§ **INFORMATION PROVIDED**:
------------------------------
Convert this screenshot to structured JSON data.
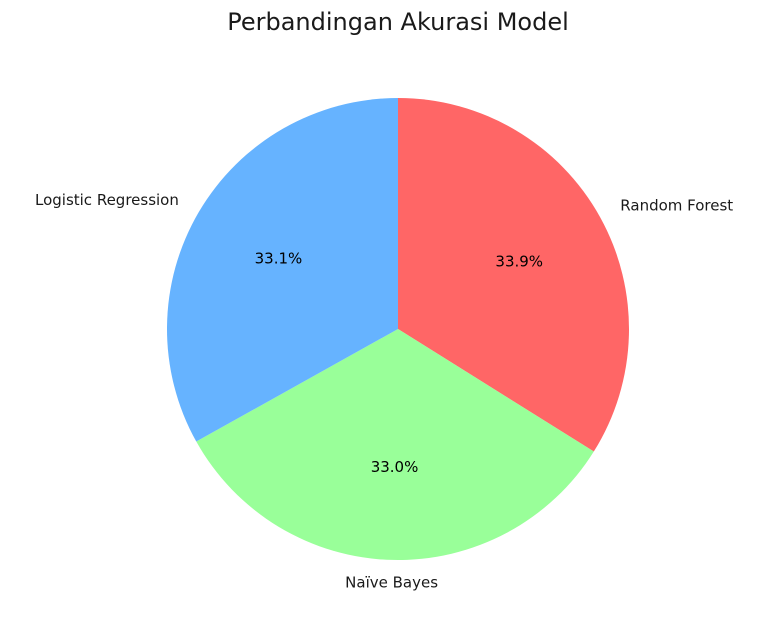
{
  "chart_data": {
    "type": "pie",
    "title": "Perbandingan Akurasi Model",
    "start_angle_deg": 90,
    "direction": "clockwise",
    "legend": "none",
    "slices": [
      {
        "label": "Random Forest",
        "value": 33.9,
        "pct_label": "33.9%",
        "color": "#ff6666"
      },
      {
        "label": "Naïve Bayes",
        "value": 33.0,
        "pct_label": "33.0%",
        "color": "#99ff99"
      },
      {
        "label": "Logistic Regression",
        "value": 33.1,
        "pct_label": "33.1%",
        "color": "#66b3ff"
      }
    ]
  }
}
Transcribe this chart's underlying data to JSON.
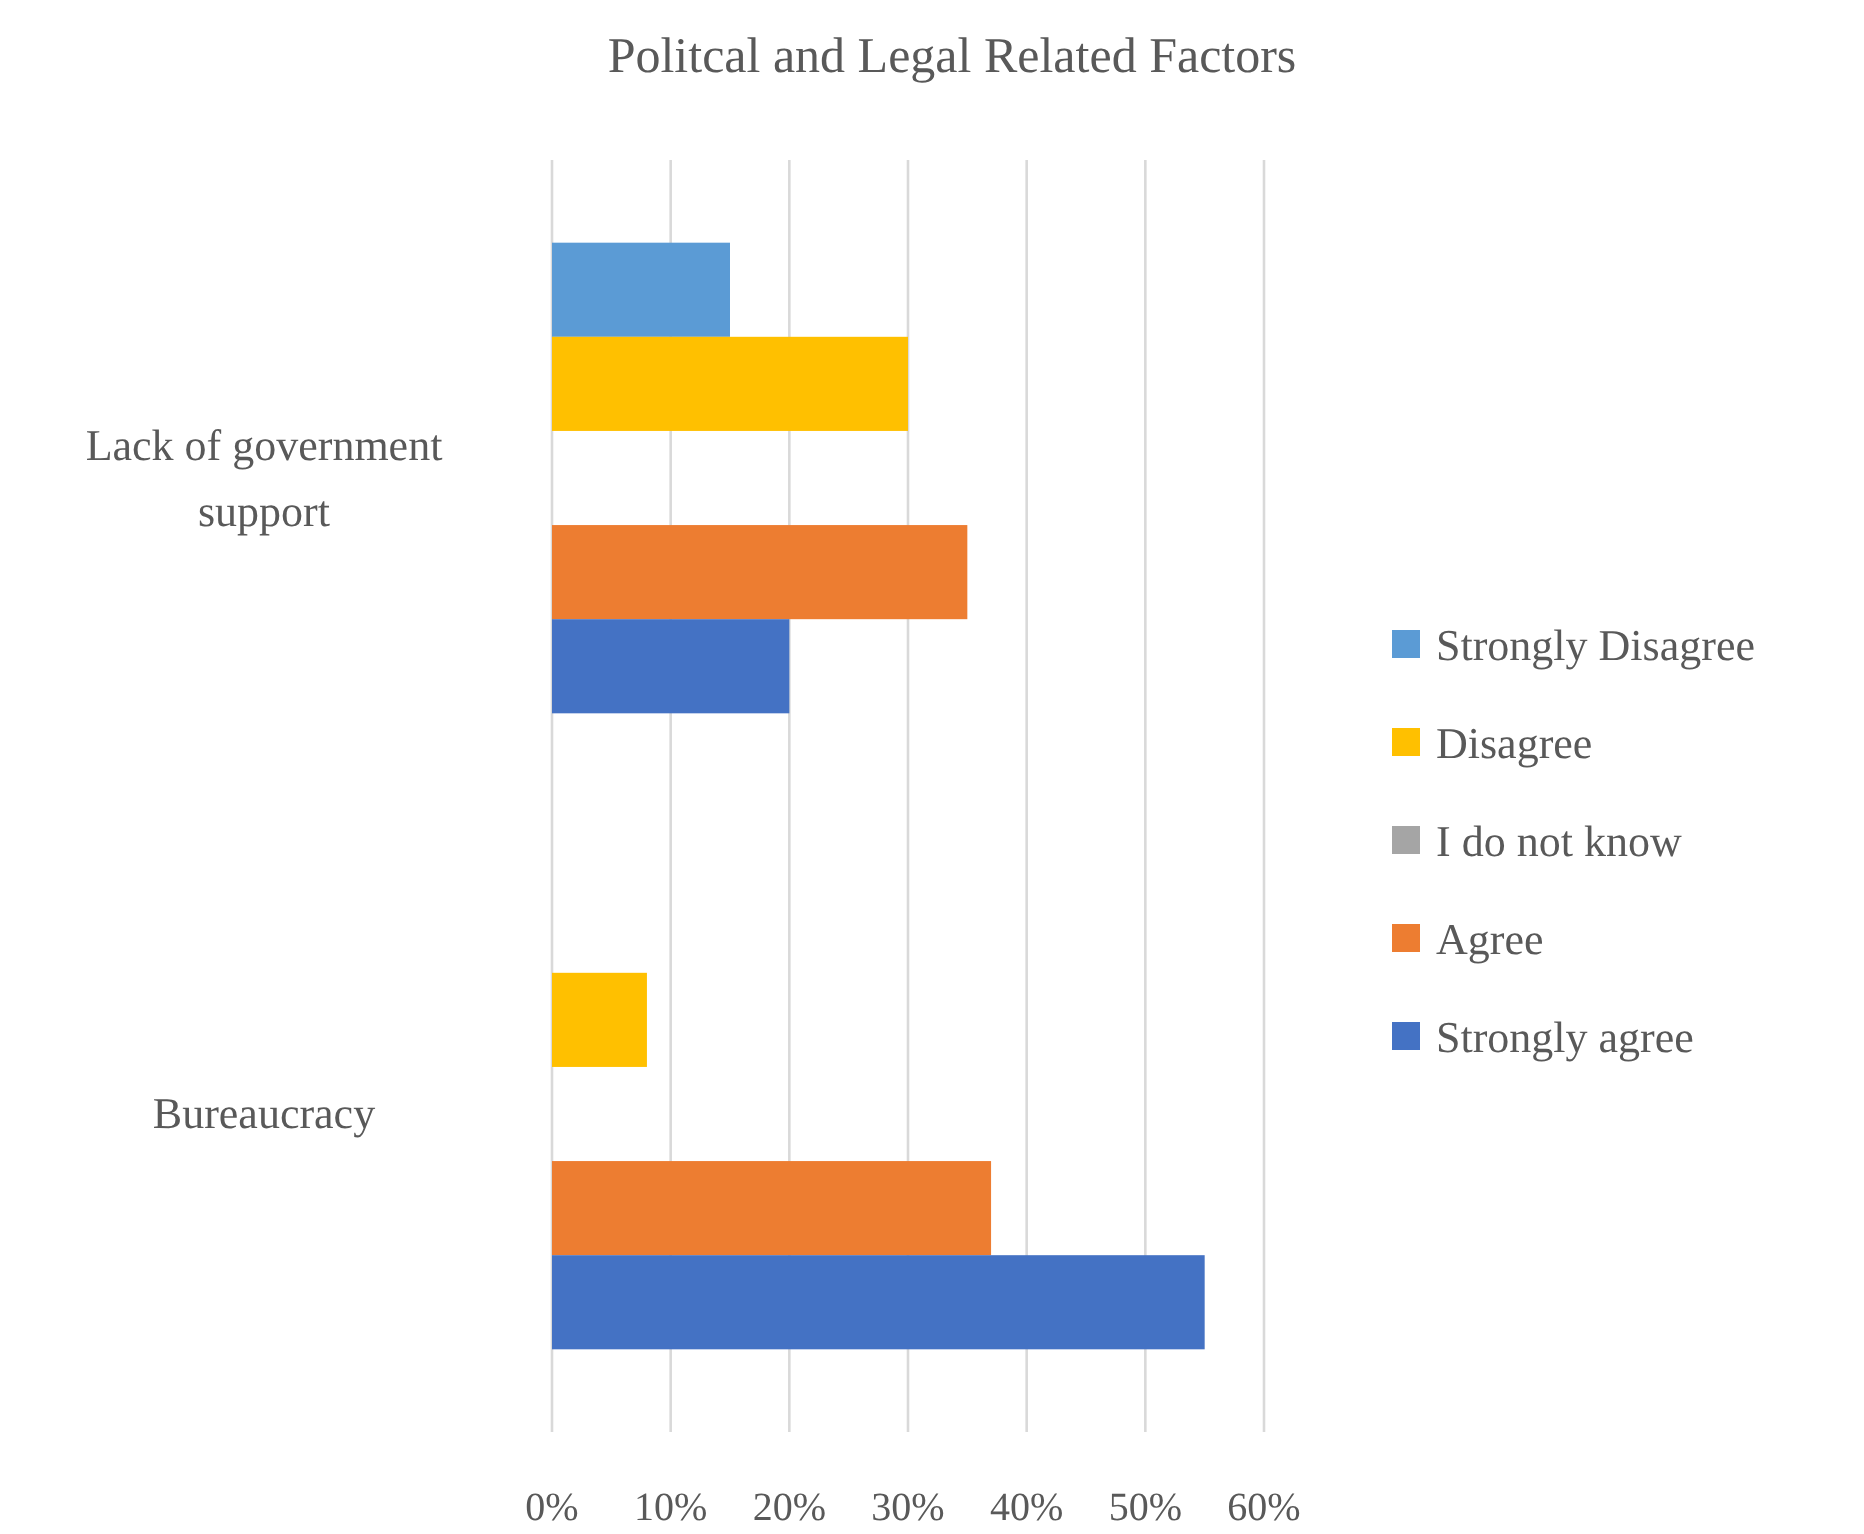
{
  "chart_data": {
    "type": "bar",
    "orientation": "horizontal",
    "title": "Politcal and Legal Related Factors",
    "categories": [
      "Lack of government support",
      "Bureaucracy"
    ],
    "series": [
      {
        "name": "Strongly Disagree",
        "color": "#5b9bd5",
        "values": [
          15,
          null
        ]
      },
      {
        "name": "Disagree",
        "color": "#ffc000",
        "values": [
          30,
          8
        ]
      },
      {
        "name": "I do not know",
        "color": "#a5a5a5",
        "values": [
          null,
          null
        ]
      },
      {
        "name": "Agree",
        "color": "#ed7d31",
        "values": [
          35,
          37
        ]
      },
      {
        "name": "Strongly agree",
        "color": "#4472c4",
        "values": [
          20,
          55
        ]
      }
    ],
    "xlim": [
      0,
      60
    ],
    "xticks": [
      {
        "value": 0,
        "label": "0%"
      },
      {
        "value": 10,
        "label": "10%"
      },
      {
        "value": 20,
        "label": "20%"
      },
      {
        "value": 30,
        "label": "30%"
      },
      {
        "value": 40,
        "label": "40%"
      },
      {
        "value": 50,
        "label": "50%"
      },
      {
        "value": 60,
        "label": "60%"
      }
    ],
    "grid": "x",
    "legend": "right"
  }
}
------------------------------
§ **EXERCISE**: Write the listing out a second time exactly, dropping all images.

§ **SOLUTION**:
Convert this screenshot to structured JSON data.
{
  "chart_data": {
    "type": "pie",
    "title": "Perbandingan Akurasi Model",
    "start_angle_deg": 90,
    "direction": "clockwise",
    "legend": "none",
    "slices": [
      {
        "label": "Random Forest",
        "value": 33.9,
        "pct_label": "33.9%",
        "color": "#ff6666"
      },
      {
        "label": "Naïve Bayes",
        "value": 33.0,
        "pct_label": "33.0%",
        "color": "#99ff99"
      },
      {
        "label": "Logistic Regression",
        "value": 33.1,
        "pct_label": "33.1%",
        "color": "#66b3ff"
      }
    ]
  }
}
Transcribe this chart's underlying data to JSON.
{
  "chart_data": {
    "type": "bar",
    "orientation": "horizontal",
    "title": "Politcal and Legal Related Factors",
    "categories": [
      "Lack of government support",
      "Bureaucracy"
    ],
    "series": [
      {
        "name": "Strongly Disagree",
        "color": "#5b9bd5",
        "values": [
          15,
          null
        ]
      },
      {
        "name": "Disagree",
        "color": "#ffc000",
        "values": [
          30,
          8
        ]
      },
      {
        "name": "I do not know",
        "color": "#a5a5a5",
        "values": [
          null,
          null
        ]
      },
      {
        "name": "Agree",
        "color": "#ed7d31",
        "values": [
          35,
          37
        ]
      },
      {
        "name": "Strongly agree",
        "color": "#4472c4",
        "values": [
          20,
          55
        ]
      }
    ],
    "xlim": [
      0,
      60
    ],
    "xticks": [
      {
        "value": 0,
        "label": "0%"
      },
      {
        "value": 10,
        "label": "10%"
      },
      {
        "value": 20,
        "label": "20%"
      },
      {
        "value": 30,
        "label": "30%"
      },
      {
        "value": 40,
        "label": "40%"
      },
      {
        "value": 50,
        "label": "50%"
      },
      {
        "value": 60,
        "label": "60%"
      }
    ],
    "grid": "x",
    "legend": "right"
  }
}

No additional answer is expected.